*** Records shown ***

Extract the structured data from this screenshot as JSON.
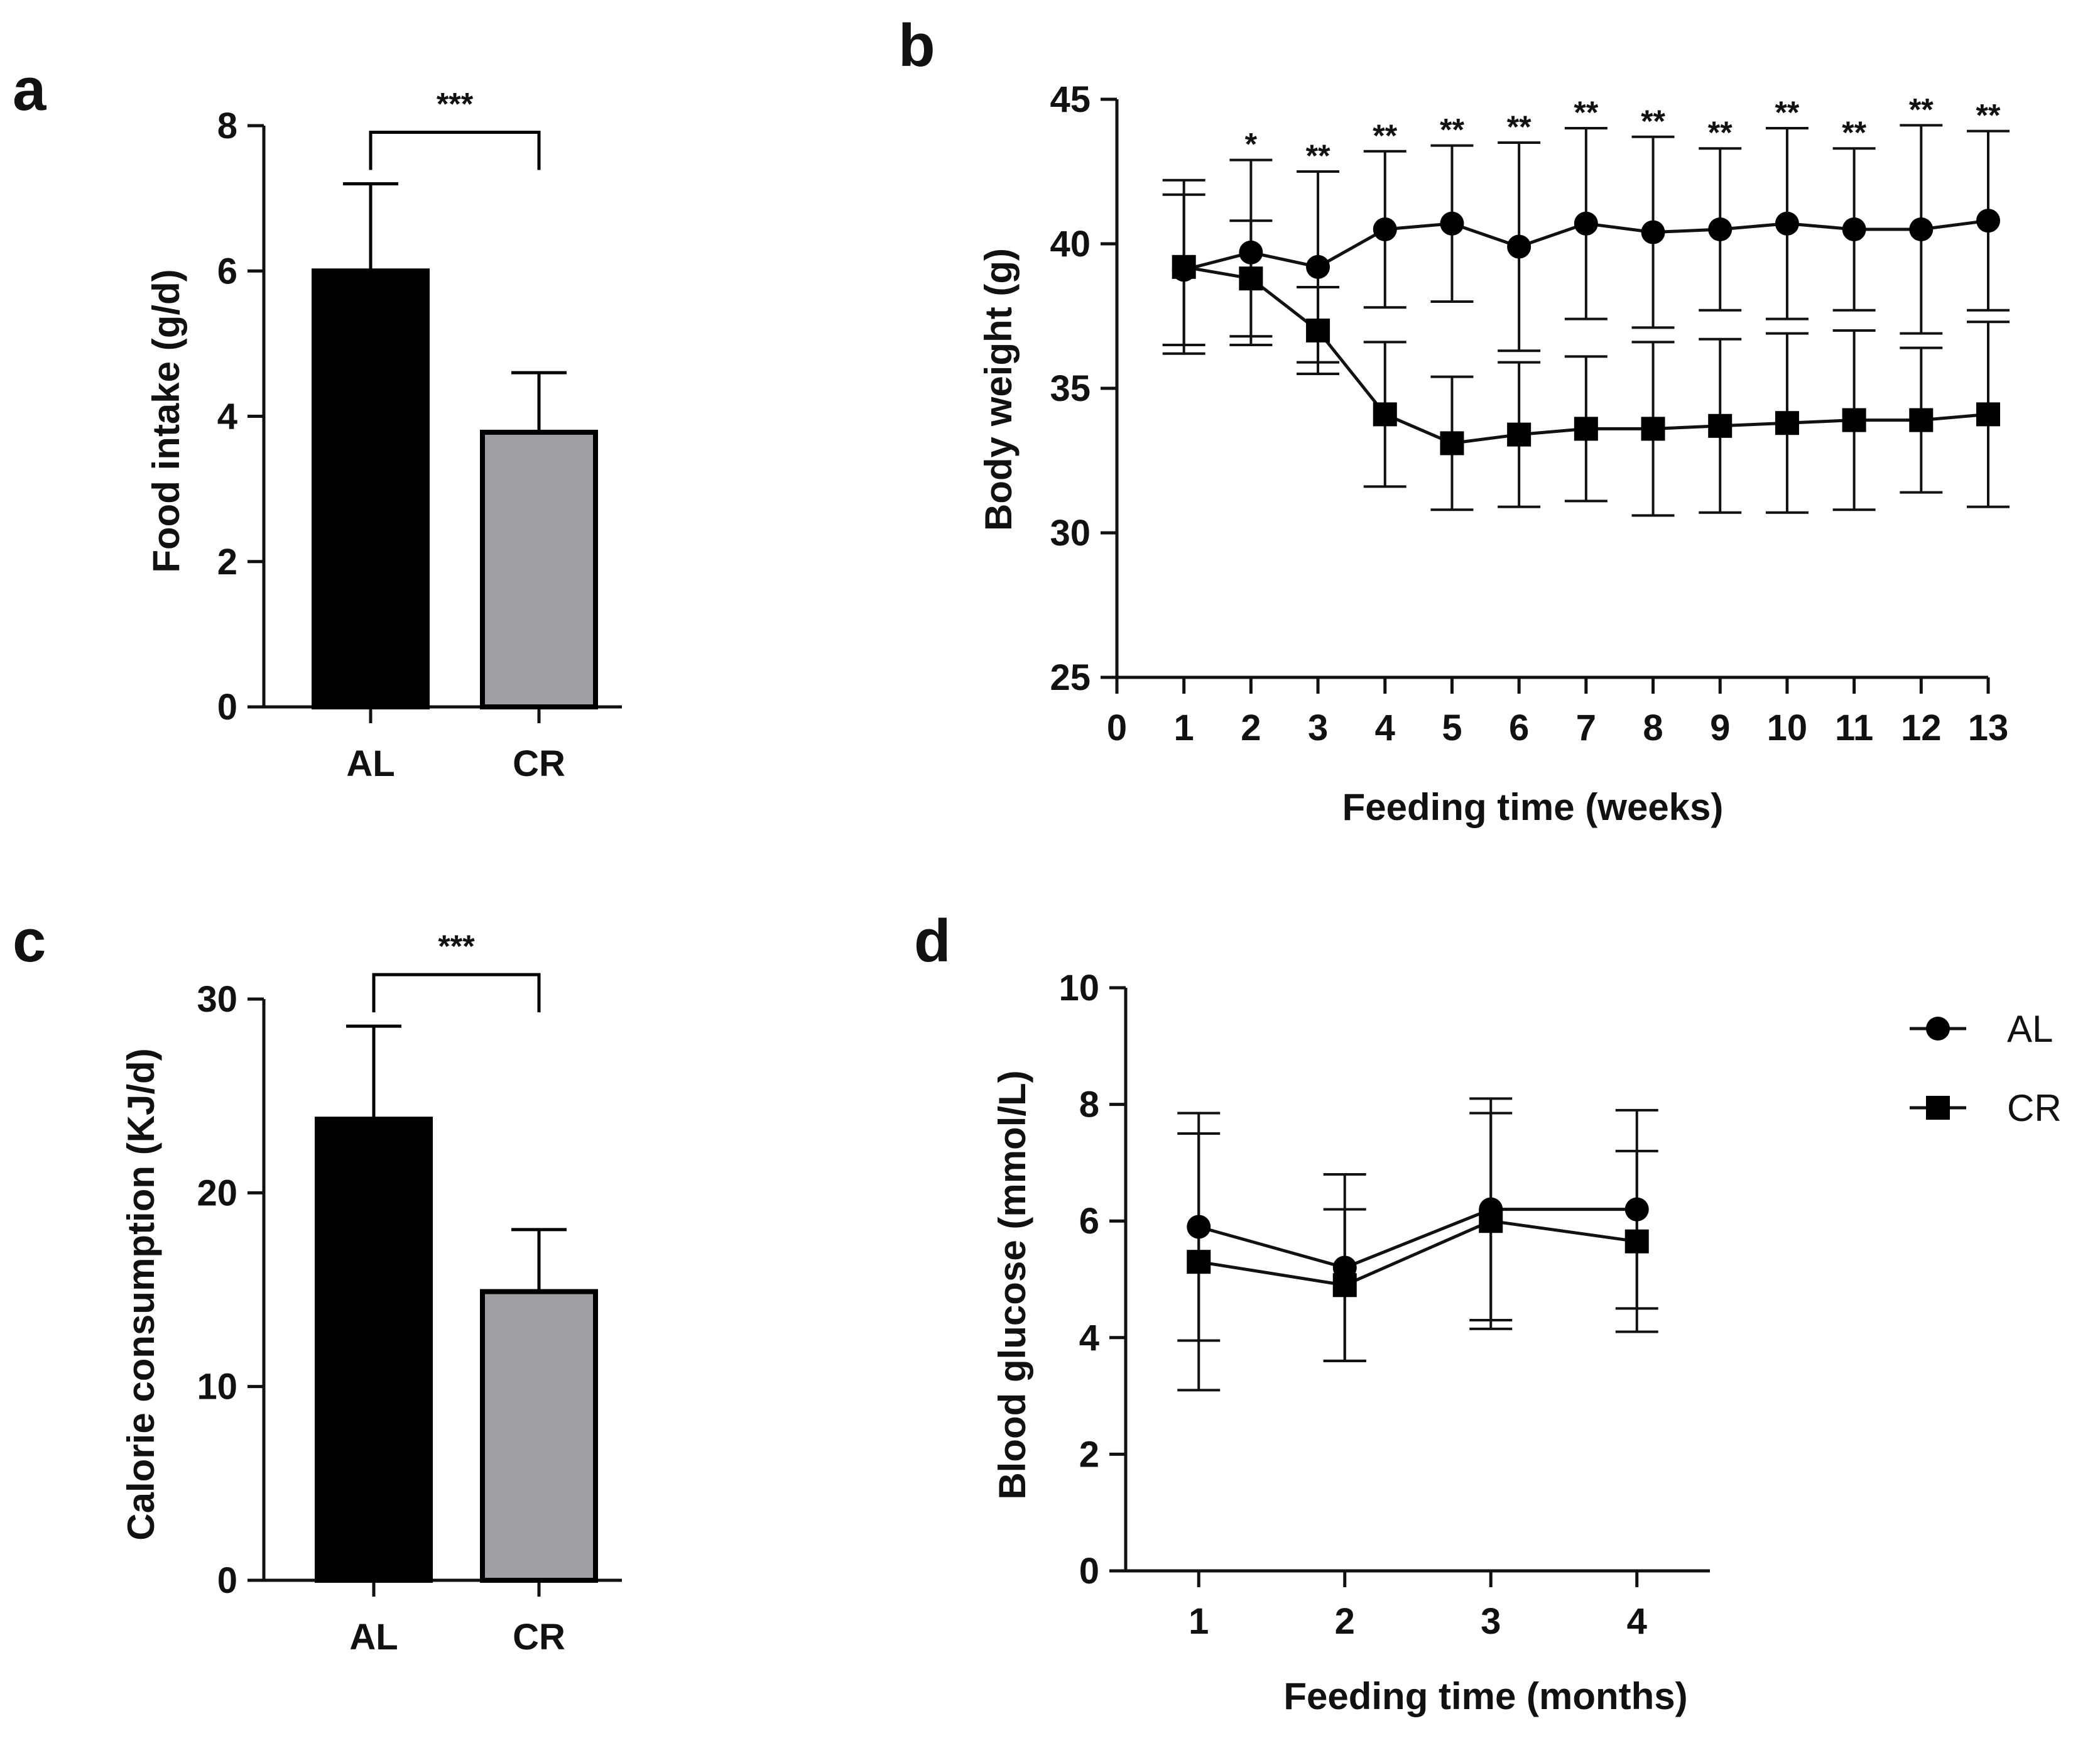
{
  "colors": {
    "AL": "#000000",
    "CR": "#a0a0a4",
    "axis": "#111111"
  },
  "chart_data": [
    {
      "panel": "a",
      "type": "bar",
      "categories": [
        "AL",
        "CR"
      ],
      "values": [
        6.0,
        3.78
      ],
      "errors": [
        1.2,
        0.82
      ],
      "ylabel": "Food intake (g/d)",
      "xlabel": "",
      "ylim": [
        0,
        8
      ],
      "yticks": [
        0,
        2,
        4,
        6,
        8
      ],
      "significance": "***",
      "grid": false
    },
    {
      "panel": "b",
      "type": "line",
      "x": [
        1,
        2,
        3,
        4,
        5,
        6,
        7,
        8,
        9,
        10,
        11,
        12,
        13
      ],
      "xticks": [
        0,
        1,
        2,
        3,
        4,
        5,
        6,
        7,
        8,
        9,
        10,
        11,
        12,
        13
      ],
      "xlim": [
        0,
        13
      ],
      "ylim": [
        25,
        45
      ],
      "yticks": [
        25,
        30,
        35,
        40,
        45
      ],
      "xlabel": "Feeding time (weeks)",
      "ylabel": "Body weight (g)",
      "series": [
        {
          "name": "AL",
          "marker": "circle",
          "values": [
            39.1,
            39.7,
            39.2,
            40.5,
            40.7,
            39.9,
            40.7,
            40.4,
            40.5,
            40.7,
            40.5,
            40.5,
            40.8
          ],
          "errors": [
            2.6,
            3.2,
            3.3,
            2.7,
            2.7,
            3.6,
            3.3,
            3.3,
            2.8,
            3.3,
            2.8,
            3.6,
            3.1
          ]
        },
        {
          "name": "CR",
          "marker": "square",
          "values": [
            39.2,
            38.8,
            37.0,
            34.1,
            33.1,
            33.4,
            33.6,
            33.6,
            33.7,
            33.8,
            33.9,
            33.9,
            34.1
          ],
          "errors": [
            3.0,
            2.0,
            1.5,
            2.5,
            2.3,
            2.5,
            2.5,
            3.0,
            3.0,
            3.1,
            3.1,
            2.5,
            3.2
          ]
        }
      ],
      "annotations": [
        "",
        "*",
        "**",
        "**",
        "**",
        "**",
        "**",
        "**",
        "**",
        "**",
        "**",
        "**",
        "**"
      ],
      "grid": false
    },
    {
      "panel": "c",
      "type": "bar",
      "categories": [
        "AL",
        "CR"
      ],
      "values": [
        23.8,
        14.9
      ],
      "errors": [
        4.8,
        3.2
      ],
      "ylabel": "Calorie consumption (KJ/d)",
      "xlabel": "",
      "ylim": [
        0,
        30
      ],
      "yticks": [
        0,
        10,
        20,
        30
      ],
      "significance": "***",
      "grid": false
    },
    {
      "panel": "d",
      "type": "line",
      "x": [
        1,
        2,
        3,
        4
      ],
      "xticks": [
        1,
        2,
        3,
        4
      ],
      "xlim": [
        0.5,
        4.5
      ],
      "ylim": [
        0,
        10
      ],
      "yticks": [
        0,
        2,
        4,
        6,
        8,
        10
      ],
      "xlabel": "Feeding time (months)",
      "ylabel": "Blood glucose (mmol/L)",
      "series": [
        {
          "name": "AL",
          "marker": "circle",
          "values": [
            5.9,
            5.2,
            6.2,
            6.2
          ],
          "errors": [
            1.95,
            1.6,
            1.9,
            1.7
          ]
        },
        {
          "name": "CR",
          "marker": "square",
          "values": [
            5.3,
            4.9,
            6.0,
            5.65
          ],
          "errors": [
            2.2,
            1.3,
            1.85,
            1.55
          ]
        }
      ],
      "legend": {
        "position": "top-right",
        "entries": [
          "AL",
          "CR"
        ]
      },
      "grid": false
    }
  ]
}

***
*** Records shown ***

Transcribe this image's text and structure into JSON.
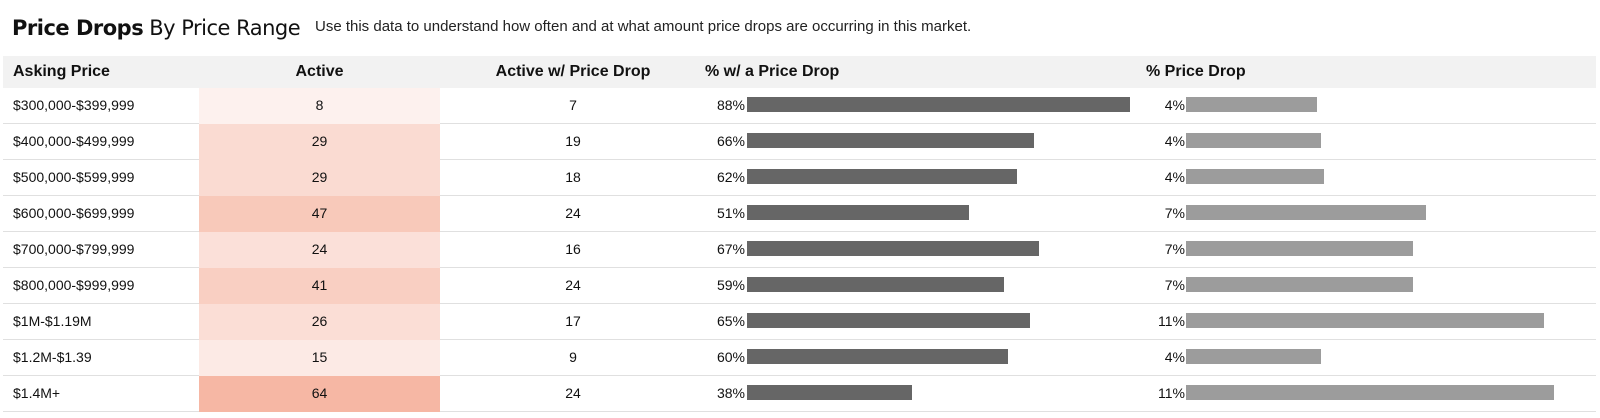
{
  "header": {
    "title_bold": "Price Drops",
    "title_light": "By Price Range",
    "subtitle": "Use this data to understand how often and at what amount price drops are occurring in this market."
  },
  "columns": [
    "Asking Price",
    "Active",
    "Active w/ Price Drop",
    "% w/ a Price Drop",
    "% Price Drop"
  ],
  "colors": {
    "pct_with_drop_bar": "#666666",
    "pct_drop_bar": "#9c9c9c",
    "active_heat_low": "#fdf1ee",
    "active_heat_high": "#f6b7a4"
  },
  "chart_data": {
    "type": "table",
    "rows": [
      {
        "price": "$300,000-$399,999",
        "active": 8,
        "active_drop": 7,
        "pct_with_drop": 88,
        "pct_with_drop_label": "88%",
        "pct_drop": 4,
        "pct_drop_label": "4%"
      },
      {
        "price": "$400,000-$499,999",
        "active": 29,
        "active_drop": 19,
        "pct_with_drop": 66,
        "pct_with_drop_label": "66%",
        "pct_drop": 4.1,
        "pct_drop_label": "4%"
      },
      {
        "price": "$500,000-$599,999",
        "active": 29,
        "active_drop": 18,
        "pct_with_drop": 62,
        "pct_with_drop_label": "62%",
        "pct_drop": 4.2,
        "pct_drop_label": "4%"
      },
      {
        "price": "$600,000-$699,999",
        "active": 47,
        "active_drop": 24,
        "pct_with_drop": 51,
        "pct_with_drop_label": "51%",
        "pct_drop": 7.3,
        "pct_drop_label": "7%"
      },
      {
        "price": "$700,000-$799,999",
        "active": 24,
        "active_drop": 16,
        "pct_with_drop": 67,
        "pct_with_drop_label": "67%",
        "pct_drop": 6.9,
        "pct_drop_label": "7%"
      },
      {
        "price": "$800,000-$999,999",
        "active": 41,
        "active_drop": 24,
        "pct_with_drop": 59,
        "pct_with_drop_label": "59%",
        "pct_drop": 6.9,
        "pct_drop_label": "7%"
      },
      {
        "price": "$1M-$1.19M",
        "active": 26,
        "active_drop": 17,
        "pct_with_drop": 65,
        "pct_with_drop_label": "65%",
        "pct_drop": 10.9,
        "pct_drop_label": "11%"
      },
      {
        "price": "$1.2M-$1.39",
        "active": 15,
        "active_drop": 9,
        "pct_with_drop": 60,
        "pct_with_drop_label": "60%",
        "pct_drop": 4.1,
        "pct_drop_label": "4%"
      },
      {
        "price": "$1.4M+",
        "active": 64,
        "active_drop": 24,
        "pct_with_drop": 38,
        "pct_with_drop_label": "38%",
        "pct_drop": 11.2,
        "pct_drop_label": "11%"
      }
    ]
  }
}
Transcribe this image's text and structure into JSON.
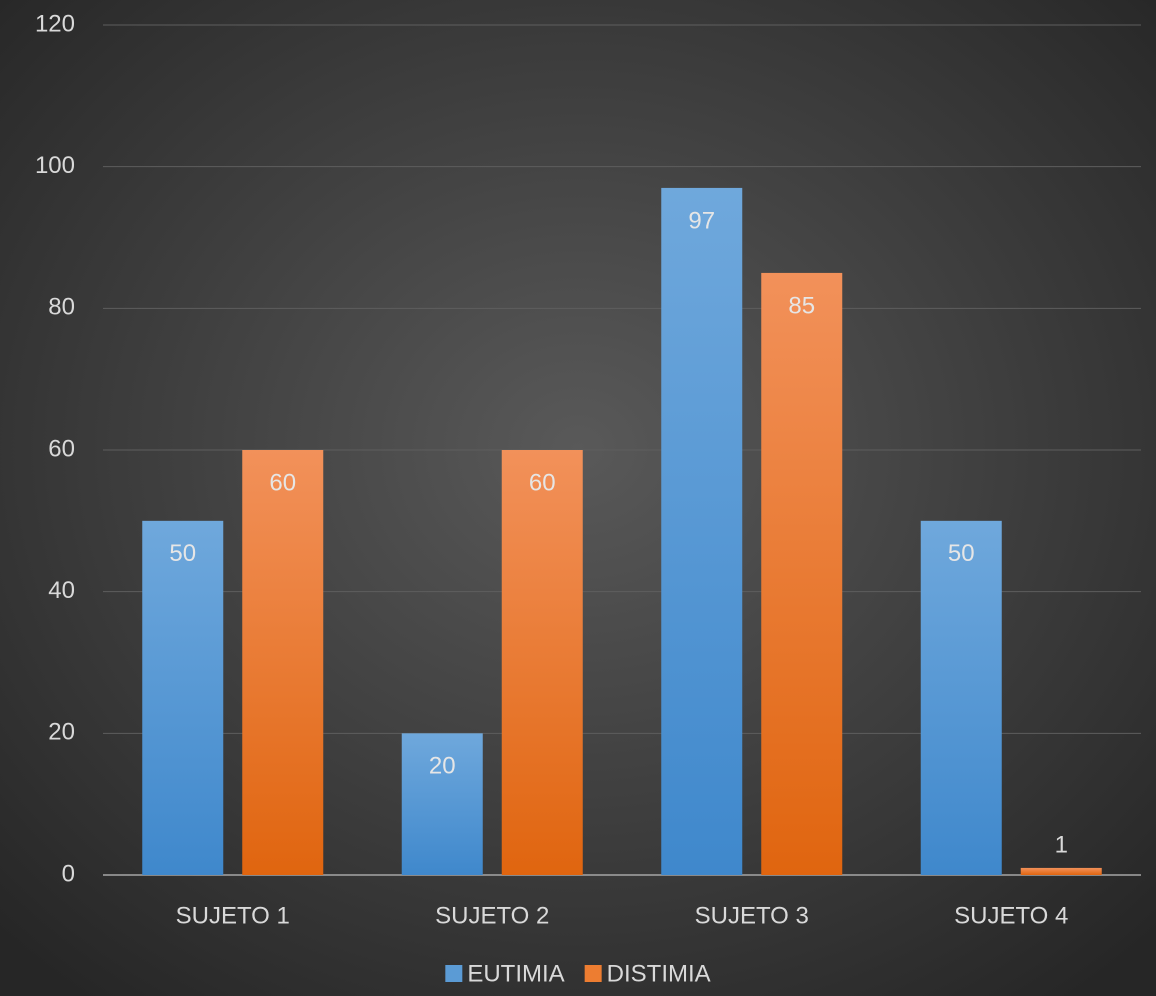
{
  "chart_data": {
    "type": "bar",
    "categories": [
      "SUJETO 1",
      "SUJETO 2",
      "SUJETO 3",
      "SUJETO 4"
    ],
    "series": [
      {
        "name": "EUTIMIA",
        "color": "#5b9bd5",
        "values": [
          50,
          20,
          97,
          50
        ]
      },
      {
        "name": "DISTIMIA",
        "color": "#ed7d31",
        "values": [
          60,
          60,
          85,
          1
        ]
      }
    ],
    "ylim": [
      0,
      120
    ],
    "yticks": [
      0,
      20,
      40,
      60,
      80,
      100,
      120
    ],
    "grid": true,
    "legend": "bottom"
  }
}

***

What you should do: All lines holding the word "this" should be picked out and copied.

Reply to the task:
Extract the structured data from this screenshot as JSON.
Transcribe this image's text and structure into JSON.
    "subtitle": "Use this data to understand how often and at what amount price drops are occurring in this market."
Transcribe this image's text and structure into JSON.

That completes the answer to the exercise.